### Problem to work on
Give every line below again, exactly.

--- Given data ---

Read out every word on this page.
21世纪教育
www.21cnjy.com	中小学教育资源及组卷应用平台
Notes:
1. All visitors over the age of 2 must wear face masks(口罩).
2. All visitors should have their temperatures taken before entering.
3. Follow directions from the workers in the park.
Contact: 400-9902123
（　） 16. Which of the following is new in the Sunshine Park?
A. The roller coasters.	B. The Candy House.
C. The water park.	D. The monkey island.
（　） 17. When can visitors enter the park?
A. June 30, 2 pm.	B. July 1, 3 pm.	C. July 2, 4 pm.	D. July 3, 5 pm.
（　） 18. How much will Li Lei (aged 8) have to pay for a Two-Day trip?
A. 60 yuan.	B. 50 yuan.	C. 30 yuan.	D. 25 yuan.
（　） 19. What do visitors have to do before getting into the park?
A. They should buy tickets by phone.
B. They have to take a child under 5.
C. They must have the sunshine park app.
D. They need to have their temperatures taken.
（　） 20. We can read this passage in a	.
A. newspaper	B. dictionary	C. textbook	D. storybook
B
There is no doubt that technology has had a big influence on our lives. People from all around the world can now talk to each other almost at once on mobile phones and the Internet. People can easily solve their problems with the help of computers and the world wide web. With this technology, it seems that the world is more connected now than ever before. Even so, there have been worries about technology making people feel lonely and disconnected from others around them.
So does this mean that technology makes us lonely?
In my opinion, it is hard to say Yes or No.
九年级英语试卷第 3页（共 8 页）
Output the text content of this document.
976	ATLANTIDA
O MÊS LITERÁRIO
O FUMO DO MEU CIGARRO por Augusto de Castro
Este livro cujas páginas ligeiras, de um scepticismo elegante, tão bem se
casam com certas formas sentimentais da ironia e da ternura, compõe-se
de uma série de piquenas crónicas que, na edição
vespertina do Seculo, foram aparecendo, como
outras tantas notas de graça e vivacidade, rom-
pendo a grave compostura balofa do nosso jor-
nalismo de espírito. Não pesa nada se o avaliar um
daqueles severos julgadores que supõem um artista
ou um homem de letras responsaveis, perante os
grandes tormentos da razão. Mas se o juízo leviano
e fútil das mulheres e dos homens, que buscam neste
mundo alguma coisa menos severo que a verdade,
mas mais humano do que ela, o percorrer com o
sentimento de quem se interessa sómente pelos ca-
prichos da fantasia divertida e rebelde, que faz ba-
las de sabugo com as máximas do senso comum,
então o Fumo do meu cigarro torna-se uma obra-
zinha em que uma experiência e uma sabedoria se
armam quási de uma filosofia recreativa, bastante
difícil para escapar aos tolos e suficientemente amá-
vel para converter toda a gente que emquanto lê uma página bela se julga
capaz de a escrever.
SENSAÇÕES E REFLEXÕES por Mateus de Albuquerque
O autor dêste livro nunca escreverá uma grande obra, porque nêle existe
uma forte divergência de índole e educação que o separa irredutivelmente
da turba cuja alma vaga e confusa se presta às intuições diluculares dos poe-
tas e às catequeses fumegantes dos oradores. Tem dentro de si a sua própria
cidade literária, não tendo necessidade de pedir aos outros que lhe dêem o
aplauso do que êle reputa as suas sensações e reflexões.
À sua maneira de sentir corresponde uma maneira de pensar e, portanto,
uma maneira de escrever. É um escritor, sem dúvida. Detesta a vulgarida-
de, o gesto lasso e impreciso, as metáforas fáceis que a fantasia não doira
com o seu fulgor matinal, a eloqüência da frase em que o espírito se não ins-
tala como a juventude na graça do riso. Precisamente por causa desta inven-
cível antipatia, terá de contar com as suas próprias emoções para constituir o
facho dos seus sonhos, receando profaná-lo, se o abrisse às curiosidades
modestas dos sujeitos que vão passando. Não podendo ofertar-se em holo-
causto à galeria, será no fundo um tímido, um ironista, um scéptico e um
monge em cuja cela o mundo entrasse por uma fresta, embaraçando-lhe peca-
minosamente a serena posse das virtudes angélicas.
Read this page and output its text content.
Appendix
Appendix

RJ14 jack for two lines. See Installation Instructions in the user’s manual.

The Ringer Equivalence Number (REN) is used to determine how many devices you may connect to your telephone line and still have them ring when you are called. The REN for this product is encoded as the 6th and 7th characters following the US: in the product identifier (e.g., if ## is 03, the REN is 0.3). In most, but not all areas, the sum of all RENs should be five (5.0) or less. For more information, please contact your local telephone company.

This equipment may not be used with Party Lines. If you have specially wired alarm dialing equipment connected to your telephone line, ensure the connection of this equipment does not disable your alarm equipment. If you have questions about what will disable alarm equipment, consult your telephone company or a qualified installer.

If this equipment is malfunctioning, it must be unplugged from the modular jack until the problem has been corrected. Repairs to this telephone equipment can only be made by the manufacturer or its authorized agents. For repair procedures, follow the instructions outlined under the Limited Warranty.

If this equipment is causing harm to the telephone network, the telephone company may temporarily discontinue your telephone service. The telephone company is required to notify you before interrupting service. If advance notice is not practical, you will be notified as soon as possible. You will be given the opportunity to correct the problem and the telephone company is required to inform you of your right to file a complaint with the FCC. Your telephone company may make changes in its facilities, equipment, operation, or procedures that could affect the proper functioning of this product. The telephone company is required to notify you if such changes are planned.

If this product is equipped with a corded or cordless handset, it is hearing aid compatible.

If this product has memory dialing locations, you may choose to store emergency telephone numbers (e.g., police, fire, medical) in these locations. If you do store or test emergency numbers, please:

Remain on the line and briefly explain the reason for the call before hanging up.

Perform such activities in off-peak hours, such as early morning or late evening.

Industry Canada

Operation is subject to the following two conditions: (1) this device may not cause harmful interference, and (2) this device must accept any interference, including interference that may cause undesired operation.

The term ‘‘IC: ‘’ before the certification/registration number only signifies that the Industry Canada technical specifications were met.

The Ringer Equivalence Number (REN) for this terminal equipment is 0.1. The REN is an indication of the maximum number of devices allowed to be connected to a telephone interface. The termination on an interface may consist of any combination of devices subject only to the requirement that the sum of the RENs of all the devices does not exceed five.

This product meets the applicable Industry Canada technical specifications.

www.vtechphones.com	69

---

### The reply
Read out every word on this page.
21世纪教育
www.21cnjy.com	中小学教育资源及组卷应用平台
Notes:
1. All visitors over the age of 2 must wear face masks(口罩).
2. All visitors should have their temperatures taken before entering.
3. Follow directions from the workers in the park.
Contact: 400-9902123
（　） 16. Which of the following is new in the Sunshine Park?
A. The roller coasters.	B. The Candy House.
C. The water park.	D. The monkey island.
（　） 17. When can visitors enter the park?
A. June 30, 2 pm.	B. July 1, 3 pm.	C. July 2, 4 pm.	D. July 3, 5 pm.
（　） 18. How much will Li Lei (aged 8) have to pay for a Two-Day trip?
A. 60 yuan.	B. 50 yuan.	C. 30 yuan.	D. 25 yuan.
（　） 19. What do visitors have to do before getting into the park?
A. They should buy tickets by phone.
B. They have to take a child under 5.
C. They must have the sunshine park app.
D. They need to have their temperatures taken.
（　） 20. We can read this passage in a	.
A. newspaper	B. dictionary	C. textbook	D. storybook
B
There is no doubt that technology has had a big influence on our lives. People from all around the world can now talk to each other almost at once on mobile phones and the Internet. People can easily solve their problems with the help of computers and the world wide web. With this technology, it seems that the world is more connected now than ever before. Even so, there have been worries about technology making people feel lonely and disconnected from others around them.
So does this mean that technology makes us lonely?
In my opinion, it is hard to say Yes or No.
九年级英语试卷第 3页（共 8 页）
Output the text content of this document.
976	ATLANTIDA
O MÊS LITERÁRIO
O FUMO DO MEU CIGARRO por Augusto de Castro
Este livro cujas páginas ligeiras, de um scepticismo elegante, tão bem se
casam com certas formas sentimentais da ironia e da ternura, compõe-se
de uma série de piquenas crónicas que, na edição
vespertina do Seculo, foram aparecendo, como
outras tantas notas de graça e vivacidade, rom-
pendo a grave compostura balofa do nosso jor-
nalismo de espírito. Não pesa nada se o avaliar um
daqueles severos julgadores que supõem um artista
ou um homem de letras responsaveis, perante os
grandes tormentos da razão. Mas se o juízo leviano
e fútil das mulheres e dos homens, que buscam neste
mundo alguma coisa menos severo que a verdade,
mas mais humano do que ela, o percorrer com o
sentimento de quem se interessa sómente pelos ca-
prichos da fantasia divertida e rebelde, que faz ba-
las de sabugo com as máximas do senso comum,
então o Fumo do meu cigarro torna-se uma obra-
zinha em que uma experiência e uma sabedoria se
armam quási de uma filosofia recreativa, bastante
difícil para escapar aos tolos e suficientemente amá-
vel para converter toda a gente que emquanto lê uma página bela se julga
capaz de a escrever.
SENSAÇÕES E REFLEXÕES por Mateus de Albuquerque
O autor dêste livro nunca escreverá uma grande obra, porque nêle existe
uma forte divergência de índole e educação que o separa irredutivelmente
da turba cuja alma vaga e confusa se presta às intuições diluculares dos poe-
tas e às catequeses fumegantes dos oradores. Tem dentro de si a sua própria
cidade literária, não tendo necessidade de pedir aos outros que lhe dêem o
aplauso do que êle reputa as suas sensações e reflexões.
À sua maneira de sentir corresponde uma maneira de pensar e, portanto,
uma maneira de escrever. É um escritor, sem dúvida. Detesta a vulgarida-
de, o gesto lasso e impreciso, as metáforas fáceis que a fantasia não doira
com o seu fulgor matinal, a eloqüência da frase em que o espírito se não ins-
tala como a juventude na graça do riso. Precisamente por causa desta inven-
cível antipatia, terá de contar com as suas próprias emoções para constituir o
facho dos seus sonhos, receando profaná-lo, se o abrisse às curiosidades
modestas dos sujeitos que vão passando. Não podendo ofertar-se em holo-
causto à galeria, será no fundo um tímido, um ironista, um scéptico e um
monge em cuja cela o mundo entrasse por uma fresta, embaraçando-lhe peca-
minosamente a serena posse das virtudes angélicas.
Read this page and output its text content.
Appendix
Appendix

RJ14 jack for two lines. See Installation Instructions in the user’s manual.

The Ringer Equivalence Number (REN) is used to determine how many devices you may connect to your telephone line and still have them ring when you are called. The REN for this product is encoded as the 6th and 7th characters following the US: in the product identifier (e.g., if ## is 03, the REN is 0.3). In most, but not all areas, the sum of all RENs should be five (5.0) or less. For more information, please contact your local telephone company.

This equipment may not be used with Party Lines. If you have specially wired alarm dialing equipment connected to your telephone line, ensure the connection of this equipment does not disable your alarm equipment. If you have questions about what will disable alarm equipment, consult your telephone company or a qualified installer.

If this equipment is malfunctioning, it must be unplugged from the modular jack until the problem has been corrected. Repairs to this telephone equipment can only be made by the manufacturer or its authorized agents. For repair procedures, follow the instructions outlined under the Limited Warranty.

If this equipment is causing harm to the telephone network, the telephone company may temporarily discontinue your telephone service. The telephone company is required to notify you before interrupting service. If advance notice is not practical, you will be notified as soon as possible. You will be given the opportunity to correct the problem and the telephone company is required to inform you of your right to file a complaint with the FCC. Your telephone company may make changes in its facilities, equipment, operation, or procedures that could affect the proper functioning of this product. The telephone company is required to notify you if such changes are planned.

If this product is equipped with a corded or cordless handset, it is hearing aid compatible.

If this product has memory dialing locations, you may choose to store emergency telephone numbers (e.g., police, fire, medical) in these locations. If you do store or test emergency numbers, please:

Remain on the line and briefly explain the reason for the call before hanging up.

Perform such activities in off-peak hours, such as early morning or late evening.

Industry Canada

Operation is subject to the following two conditions: (1) this device may not cause harmful interference, and (2) this device must accept any interference, including interference that may cause undesired operation.

The term ‘‘IC: ‘’ before the certification/registration number only signifies that the Industry Canada technical specifications were met.

The Ringer Equivalence Number (REN) for this terminal equipment is 0.1. The REN is an indication of the maximum number of devices allowed to be connected to a telephone interface. The termination on an interface may consist of any combination of devices subject only to the requirement that the sum of the RENs of all the devices does not exceed five.

This product meets the applicable Industry Canada technical specifications.

www.vtechphones.com	69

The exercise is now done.